The exercise: Repeat the lines that follow, leaving nothing out.
···
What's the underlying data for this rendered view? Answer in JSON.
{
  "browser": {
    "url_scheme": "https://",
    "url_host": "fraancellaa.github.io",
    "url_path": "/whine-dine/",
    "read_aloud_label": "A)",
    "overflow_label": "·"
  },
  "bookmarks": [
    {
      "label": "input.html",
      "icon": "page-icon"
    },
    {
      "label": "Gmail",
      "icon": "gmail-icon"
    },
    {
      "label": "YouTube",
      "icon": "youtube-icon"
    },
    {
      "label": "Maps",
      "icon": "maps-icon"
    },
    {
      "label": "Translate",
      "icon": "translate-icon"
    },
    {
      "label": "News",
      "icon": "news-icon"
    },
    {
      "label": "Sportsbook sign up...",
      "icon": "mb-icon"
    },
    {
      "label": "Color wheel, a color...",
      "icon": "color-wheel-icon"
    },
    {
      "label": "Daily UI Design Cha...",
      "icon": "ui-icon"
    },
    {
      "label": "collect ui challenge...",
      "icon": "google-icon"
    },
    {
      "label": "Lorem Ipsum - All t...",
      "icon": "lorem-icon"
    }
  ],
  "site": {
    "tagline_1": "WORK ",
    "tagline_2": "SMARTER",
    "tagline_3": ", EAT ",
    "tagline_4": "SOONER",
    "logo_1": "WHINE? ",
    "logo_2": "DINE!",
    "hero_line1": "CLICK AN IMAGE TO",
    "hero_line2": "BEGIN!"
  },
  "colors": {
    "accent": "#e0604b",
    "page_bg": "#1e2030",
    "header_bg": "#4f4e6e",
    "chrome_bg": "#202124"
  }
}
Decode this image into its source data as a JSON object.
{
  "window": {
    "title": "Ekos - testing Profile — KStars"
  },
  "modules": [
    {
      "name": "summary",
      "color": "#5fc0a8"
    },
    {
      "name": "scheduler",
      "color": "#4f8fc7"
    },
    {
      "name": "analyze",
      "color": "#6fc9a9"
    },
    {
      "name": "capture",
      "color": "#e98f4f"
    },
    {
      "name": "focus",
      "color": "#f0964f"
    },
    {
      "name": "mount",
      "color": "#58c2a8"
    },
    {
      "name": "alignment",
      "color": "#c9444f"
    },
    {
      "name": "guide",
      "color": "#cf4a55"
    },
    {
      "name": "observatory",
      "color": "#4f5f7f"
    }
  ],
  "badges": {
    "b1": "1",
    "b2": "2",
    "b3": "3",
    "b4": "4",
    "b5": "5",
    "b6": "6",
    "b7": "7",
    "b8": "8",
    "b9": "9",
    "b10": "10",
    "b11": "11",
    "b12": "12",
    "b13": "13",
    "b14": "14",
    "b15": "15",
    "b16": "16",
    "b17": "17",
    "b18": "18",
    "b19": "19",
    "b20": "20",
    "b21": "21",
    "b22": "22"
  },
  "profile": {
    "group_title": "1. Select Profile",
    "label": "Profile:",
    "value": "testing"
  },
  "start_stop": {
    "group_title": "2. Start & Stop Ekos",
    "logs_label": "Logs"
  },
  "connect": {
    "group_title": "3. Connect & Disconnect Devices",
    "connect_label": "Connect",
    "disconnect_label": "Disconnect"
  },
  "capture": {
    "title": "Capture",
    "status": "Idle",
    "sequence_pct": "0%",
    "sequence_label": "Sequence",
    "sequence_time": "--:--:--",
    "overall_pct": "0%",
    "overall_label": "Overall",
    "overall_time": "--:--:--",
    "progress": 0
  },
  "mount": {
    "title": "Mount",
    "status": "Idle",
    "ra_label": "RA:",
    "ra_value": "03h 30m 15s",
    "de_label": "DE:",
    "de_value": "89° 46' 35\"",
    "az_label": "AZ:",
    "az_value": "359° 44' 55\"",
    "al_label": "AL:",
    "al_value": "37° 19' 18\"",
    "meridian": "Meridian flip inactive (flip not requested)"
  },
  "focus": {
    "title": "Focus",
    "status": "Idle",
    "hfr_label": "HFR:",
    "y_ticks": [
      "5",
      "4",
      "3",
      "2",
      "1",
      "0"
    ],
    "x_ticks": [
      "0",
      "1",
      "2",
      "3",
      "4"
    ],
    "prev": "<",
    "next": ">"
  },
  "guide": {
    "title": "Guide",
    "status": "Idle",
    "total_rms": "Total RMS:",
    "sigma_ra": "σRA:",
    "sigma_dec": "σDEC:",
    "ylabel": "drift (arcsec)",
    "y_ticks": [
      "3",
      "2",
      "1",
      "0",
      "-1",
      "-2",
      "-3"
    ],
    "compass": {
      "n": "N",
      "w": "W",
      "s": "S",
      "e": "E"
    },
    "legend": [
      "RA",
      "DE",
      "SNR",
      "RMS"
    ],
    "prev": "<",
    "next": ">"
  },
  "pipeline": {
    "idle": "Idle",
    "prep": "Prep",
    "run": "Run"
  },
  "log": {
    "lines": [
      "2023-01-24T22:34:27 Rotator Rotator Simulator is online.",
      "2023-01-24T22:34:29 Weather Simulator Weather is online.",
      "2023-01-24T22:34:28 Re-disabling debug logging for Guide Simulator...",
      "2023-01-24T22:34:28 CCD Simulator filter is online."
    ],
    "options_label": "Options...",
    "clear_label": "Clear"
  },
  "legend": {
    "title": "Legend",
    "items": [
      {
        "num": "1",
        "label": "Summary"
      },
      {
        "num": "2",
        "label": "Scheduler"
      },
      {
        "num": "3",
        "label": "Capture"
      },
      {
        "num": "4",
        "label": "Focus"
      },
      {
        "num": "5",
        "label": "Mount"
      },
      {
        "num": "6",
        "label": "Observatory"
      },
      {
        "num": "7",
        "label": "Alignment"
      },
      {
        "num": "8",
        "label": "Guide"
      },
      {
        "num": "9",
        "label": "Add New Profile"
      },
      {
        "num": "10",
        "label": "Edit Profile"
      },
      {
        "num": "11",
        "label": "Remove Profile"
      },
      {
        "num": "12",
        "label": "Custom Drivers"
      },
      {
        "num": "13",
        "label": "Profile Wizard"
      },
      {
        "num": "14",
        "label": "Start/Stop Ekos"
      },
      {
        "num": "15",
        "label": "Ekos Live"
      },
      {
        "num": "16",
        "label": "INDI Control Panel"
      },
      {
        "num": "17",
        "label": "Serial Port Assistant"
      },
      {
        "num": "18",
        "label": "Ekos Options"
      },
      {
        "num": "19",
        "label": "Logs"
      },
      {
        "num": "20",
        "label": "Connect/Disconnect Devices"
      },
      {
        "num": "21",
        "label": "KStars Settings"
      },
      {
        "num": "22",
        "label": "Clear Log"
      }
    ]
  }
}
···
Result below:
What's the underlying data for this rendered view? Answer in JSON.
{
  "browser": {
    "url_scheme": "https://",
    "url_host": "fraancellaa.github.io",
    "url_path": "/whine-dine/",
    "read_aloud_label": "A)",
    "overflow_label": "·"
  },
  "bookmarks": [
    {
      "label": "input.html",
      "icon": "page-icon"
    },
    {
      "label": "Gmail",
      "icon": "gmail-icon"
    },
    {
      "label": "YouTube",
      "icon": "youtube-icon"
    },
    {
      "label": "Maps",
      "icon": "maps-icon"
    },
    {
      "label": "Translate",
      "icon": "translate-icon"
    },
    {
      "label": "News",
      "icon": "news-icon"
    },
    {
      "label": "Sportsbook sign up...",
      "icon": "mb-icon"
    },
    {
      "label": "Color wheel, a color...",
      "icon": "color-wheel-icon"
    },
    {
      "label": "Daily UI Design Cha...",
      "icon": "ui-icon"
    },
    {
      "label": "collect ui challenge...",
      "icon": "google-icon"
    },
    {
      "label": "Lorem Ipsum - All t...",
      "icon": "lorem-icon"
    }
  ],
  "site": {
    "tagline_1": "WORK ",
    "tagline_2": "SMARTER",
    "tagline_3": ", EAT ",
    "tagline_4": "SOONER",
    "logo_1": "WHINE? ",
    "logo_2": "DINE!",
    "hero_line1": "CLICK AN IMAGE TO",
    "hero_line2": "BEGIN!"
  },
  "colors": {
    "accent": "#e0604b",
    "page_bg": "#1e2030",
    "header_bg": "#4f4e6e",
    "chrome_bg": "#202124"
  }
}
Decode this image into its source data as a JSON object.
{
  "window": {
    "title": "Ekos - testing Profile — KStars"
  },
  "modules": [
    {
      "name": "summary",
      "color": "#5fc0a8"
    },
    {
      "name": "scheduler",
      "color": "#4f8fc7"
    },
    {
      "name": "analyze",
      "color": "#6fc9a9"
    },
    {
      "name": "capture",
      "color": "#e98f4f"
    },
    {
      "name": "focus",
      "color": "#f0964f"
    },
    {
      "name": "mount",
      "color": "#58c2a8"
    },
    {
      "name": "alignment",
      "color": "#c9444f"
    },
    {
      "name": "guide",
      "color": "#cf4a55"
    },
    {
      "name": "observatory",
      "color": "#4f5f7f"
    }
  ],
  "badges": {
    "b1": "1",
    "b2": "2",
    "b3": "3",
    "b4": "4",
    "b5": "5",
    "b6": "6",
    "b7": "7",
    "b8": "8",
    "b9": "9",
    "b10": "10",
    "b11": "11",
    "b12": "12",
    "b13": "13",
    "b14": "14",
    "b15": "15",
    "b16": "16",
    "b17": "17",
    "b18": "18",
    "b19": "19",
    "b20": "20",
    "b21": "21",
    "b22": "22"
  },
  "profile": {
    "group_title": "1. Select Profile",
    "label": "Profile:",
    "value": "testing"
  },
  "start_stop": {
    "group_title": "2. Start & Stop Ekos",
    "logs_label": "Logs"
  },
  "connect": {
    "group_title": "3. Connect & Disconnect Devices",
    "connect_label": "Connect",
    "disconnect_label": "Disconnect"
  },
  "capture": {
    "title": "Capture",
    "status": "Idle",
    "sequence_pct": "0%",
    "sequence_label": "Sequence",
    "sequence_time": "--:--:--",
    "overall_pct": "0%",
    "overall_label": "Overall",
    "overall_time": "--:--:--",
    "progress": 0
  },
  "mount": {
    "title": "Mount",
    "status": "Idle",
    "ra_label": "RA:",
    "ra_value": "03h 30m 15s",
    "de_label": "DE:",
    "de_value": "89° 46' 35\"",
    "az_label": "AZ:",
    "az_value": "359° 44' 55\"",
    "al_label": "AL:",
    "al_value": "37° 19' 18\"",
    "meridian": "Meridian flip inactive (flip not requested)"
  },
  "focus": {
    "title": "Focus",
    "status": "Idle",
    "hfr_label": "HFR:",
    "y_ticks": [
      "5",
      "4",
      "3",
      "2",
      "1",
      "0"
    ],
    "x_ticks": [
      "0",
      "1",
      "2",
      "3",
      "4"
    ],
    "prev": "<",
    "next": ">"
  },
  "guide": {
    "title": "Guide",
    "status": "Idle",
    "total_rms": "Total RMS:",
    "sigma_ra": "σRA:",
    "sigma_dec": "σDEC:",
    "ylabel": "drift (arcsec)",
    "y_ticks": [
      "3",
      "2",
      "1",
      "0",
      "-1",
      "-2",
      "-3"
    ],
    "compass": {
      "n": "N",
      "w": "W",
      "s": "S",
      "e": "E"
    },
    "legend": [
      "RA",
      "DE",
      "SNR",
      "RMS"
    ],
    "prev": "<",
    "next": ">"
  },
  "pipeline": {
    "idle": "Idle",
    "prep": "Prep",
    "run": "Run"
  },
  "log": {
    "lines": [
      "2023-01-24T22:34:27 Rotator Rotator Simulator is online.",
      "2023-01-24T22:34:29 Weather Simulator Weather is online.",
      "2023-01-24T22:34:28 Re-disabling debug logging for Guide Simulator...",
      "2023-01-24T22:34:28 CCD Simulator filter is online."
    ],
    "options_label": "Options...",
    "clear_label": "Clear"
  },
  "legend": {
    "title": "Legend",
    "items": [
      {
        "num": "1",
        "label": "Summary"
      },
      {
        "num": "2",
        "label": "Scheduler"
      },
      {
        "num": "3",
        "label": "Capture"
      },
      {
        "num": "4",
        "label": "Focus"
      },
      {
        "num": "5",
        "label": "Mount"
      },
      {
        "num": "6",
        "label": "Observatory"
      },
      {
        "num": "7",
        "label": "Alignment"
      },
      {
        "num": "8",
        "label": "Guide"
      },
      {
        "num": "9",
        "label": "Add New Profile"
      },
      {
        "num": "10",
        "label": "Edit Profile"
      },
      {
        "num": "11",
        "label": "Remove Profile"
      },
      {
        "num": "12",
        "label": "Custom Drivers"
      },
      {
        "num": "13",
        "label": "Profile Wizard"
      },
      {
        "num": "14",
        "label": "Start/Stop Ekos"
      },
      {
        "num": "15",
        "label": "Ekos Live"
      },
      {
        "num": "16",
        "label": "INDI Control Panel"
      },
      {
        "num": "17",
        "label": "Serial Port Assistant"
      },
      {
        "num": "18",
        "label": "Ekos Options"
      },
      {
        "num": "19",
        "label": "Logs"
      },
      {
        "num": "20",
        "label": "Connect/Disconnect Devices"
      },
      {
        "num": "21",
        "label": "KStars Settings"
      },
      {
        "num": "22",
        "label": "Clear Log"
      }
    ]
  }
}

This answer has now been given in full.